** Start of Data excerpts **

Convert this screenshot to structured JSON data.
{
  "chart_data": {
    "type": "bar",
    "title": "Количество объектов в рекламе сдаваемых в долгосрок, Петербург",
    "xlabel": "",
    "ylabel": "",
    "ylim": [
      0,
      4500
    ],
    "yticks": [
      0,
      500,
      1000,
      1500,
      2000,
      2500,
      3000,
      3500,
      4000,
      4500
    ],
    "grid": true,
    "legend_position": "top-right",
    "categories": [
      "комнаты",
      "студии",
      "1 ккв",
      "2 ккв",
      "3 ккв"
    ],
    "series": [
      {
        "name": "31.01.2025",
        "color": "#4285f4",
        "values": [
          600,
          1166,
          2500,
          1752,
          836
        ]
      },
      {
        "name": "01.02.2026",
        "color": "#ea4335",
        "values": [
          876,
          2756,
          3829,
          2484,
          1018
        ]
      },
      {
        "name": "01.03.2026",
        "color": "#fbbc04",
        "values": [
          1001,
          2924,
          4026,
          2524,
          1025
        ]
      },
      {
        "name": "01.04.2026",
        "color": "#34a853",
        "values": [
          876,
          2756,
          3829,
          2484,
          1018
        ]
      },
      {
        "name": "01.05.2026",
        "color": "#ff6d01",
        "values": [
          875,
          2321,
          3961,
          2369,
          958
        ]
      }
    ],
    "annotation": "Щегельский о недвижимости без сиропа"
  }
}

** End of Data excerpts **

▶ Task objective: In the records above, find each line that holds the word "color"; copy all such lines.

▶ Answer for this exercise:
        "color": "#4285f4",
        "color": "#ea4335",
        "color": "#fbbc04",
        "color": "#34a853",
        "color": "#ff6d01",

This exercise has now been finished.